* begin Supplied material *

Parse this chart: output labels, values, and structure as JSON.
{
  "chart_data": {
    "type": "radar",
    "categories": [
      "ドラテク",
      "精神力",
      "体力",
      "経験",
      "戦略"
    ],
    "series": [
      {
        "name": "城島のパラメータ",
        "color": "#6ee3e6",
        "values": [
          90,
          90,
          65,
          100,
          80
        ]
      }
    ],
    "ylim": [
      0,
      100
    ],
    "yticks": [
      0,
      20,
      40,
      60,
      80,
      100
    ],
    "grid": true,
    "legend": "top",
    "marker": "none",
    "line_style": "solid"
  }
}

* end Supplied material *

Task details
From the listing above, extract every line exactly as it stands.

Output below
Parse this chart: output labels, values, and structure as JSON.
{
  "chart_data": {
    "type": "radar",
    "categories": [
      "ドラテク",
      "精神力",
      "体力",
      "経験",
      "戦略"
    ],
    "series": [
      {
        "name": "城島のパラメータ",
        "color": "#6ee3e6",
        "values": [
          90,
          90,
          65,
          100,
          80
        ]
      }
    ],
    "ylim": [
      0,
      100
    ],
    "yticks": [
      0,
      20,
      40,
      60,
      80,
      100
    ],
    "grid": true,
    "legend": "top",
    "marker": "none",
    "line_style": "solid"
  }
}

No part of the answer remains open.